Each record is to be printed again precisely as it reads.

******

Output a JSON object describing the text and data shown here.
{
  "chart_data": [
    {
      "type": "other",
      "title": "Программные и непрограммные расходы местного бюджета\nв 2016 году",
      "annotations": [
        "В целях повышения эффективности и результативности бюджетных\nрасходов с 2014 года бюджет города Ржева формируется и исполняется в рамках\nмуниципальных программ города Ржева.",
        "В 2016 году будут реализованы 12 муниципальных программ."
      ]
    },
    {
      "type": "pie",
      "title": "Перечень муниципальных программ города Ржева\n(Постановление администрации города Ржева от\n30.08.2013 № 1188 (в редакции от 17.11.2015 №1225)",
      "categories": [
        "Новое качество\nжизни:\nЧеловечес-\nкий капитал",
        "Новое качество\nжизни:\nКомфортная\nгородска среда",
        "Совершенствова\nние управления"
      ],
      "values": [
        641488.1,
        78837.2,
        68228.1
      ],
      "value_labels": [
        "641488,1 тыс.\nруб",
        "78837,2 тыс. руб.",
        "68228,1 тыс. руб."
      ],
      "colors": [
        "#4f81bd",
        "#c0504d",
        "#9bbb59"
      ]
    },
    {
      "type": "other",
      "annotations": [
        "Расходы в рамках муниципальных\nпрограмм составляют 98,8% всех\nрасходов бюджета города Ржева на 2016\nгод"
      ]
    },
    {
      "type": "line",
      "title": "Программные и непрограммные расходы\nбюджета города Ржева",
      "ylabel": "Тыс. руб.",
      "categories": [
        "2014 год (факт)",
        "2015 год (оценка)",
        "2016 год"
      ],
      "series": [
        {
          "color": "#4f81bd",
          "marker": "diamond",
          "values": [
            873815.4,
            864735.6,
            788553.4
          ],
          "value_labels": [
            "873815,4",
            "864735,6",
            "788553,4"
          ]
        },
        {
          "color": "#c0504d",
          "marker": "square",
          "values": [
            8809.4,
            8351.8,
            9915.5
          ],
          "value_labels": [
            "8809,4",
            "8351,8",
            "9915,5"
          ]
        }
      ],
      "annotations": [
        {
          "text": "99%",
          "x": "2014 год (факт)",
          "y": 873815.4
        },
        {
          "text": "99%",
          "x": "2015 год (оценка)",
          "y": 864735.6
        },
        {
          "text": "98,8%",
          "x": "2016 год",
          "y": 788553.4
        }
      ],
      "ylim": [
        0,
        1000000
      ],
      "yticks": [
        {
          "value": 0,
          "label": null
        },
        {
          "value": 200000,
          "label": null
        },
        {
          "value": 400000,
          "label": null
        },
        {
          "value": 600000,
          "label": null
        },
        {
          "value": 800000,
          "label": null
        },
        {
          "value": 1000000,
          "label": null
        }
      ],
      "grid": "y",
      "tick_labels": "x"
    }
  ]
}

******

#### In response:
Output a JSON object describing the text and data shown here.
{
  "chart_data": [
    {
      "type": "other",
      "title": "Программные и непрограммные расходы местного бюджета\nв 2016 году",
      "annotations": [
        "В целях повышения эффективности и результативности бюджетных\nрасходов с 2014 года бюджет города Ржева формируется и исполняется в рамках\nмуниципальных программ города Ржева.",
        "В 2016 году будут реализованы 12 муниципальных программ."
      ]
    },
    {
      "type": "pie",
      "title": "Перечень муниципальных программ города Ржева\n(Постановление администрации города Ржева от\n30.08.2013 № 1188 (в редакции от 17.11.2015 №1225)",
      "categories": [
        "Новое качество\nжизни:\nЧеловечес-\nкий капитал",
        "Новое качество\nжизни:\nКомфортная\nгородска среда",
        "Совершенствова\nние управления"
      ],
      "values": [
        641488.1,
        78837.2,
        68228.1
      ],
      "value_labels": [
        "641488,1 тыс.\nруб",
        "78837,2 тыс. руб.",
        "68228,1 тыс. руб."
      ],
      "colors": [
        "#4f81bd",
        "#c0504d",
        "#9bbb59"
      ]
    },
    {
      "type": "other",
      "annotations": [
        "Расходы в рамках муниципальных\nпрограмм составляют 98,8% всех\nрасходов бюджета города Ржева на 2016\nгод"
      ]
    },
    {
      "type": "line",
      "title": "Программные и непрограммные расходы\nбюджета города Ржева",
      "ylabel": "Тыс. руб.",
      "categories": [
        "2014 год (факт)",
        "2015 год (оценка)",
        "2016 год"
      ],
      "series": [
        {
          "color": "#4f81bd",
          "marker": "diamond",
          "values": [
            873815.4,
            864735.6,
            788553.4
          ],
          "value_labels": [
            "873815,4",
            "864735,6",
            "788553,4"
          ]
        },
        {
          "color": "#c0504d",
          "marker": "square",
          "values": [
            8809.4,
            8351.8,
            9915.5
          ],
          "value_labels": [
            "8809,4",
            "8351,8",
            "9915,5"
          ]
        }
      ],
      "annotations": [
        {
          "text": "99%",
          "x": "2014 год (факт)",
          "y": 873815.4
        },
        {
          "text": "99%",
          "x": "2015 год (оценка)",
          "y": 864735.6
        },
        {
          "text": "98,8%",
          "x": "2016 год",
          "y": 788553.4
        }
      ],
      "ylim": [
        0,
        1000000
      ],
      "yticks": [
        {
          "value": 0,
          "label": null
        },
        {
          "value": 200000,
          "label": null
        },
        {
          "value": 400000,
          "label": null
        },
        {
          "value": 600000,
          "label": null
        },
        {
          "value": 800000,
          "label": null
        },
        {
          "value": 1000000,
          "label": null
        }
      ],
      "grid": "y",
      "tick_labels": "x"
    }
  ]
}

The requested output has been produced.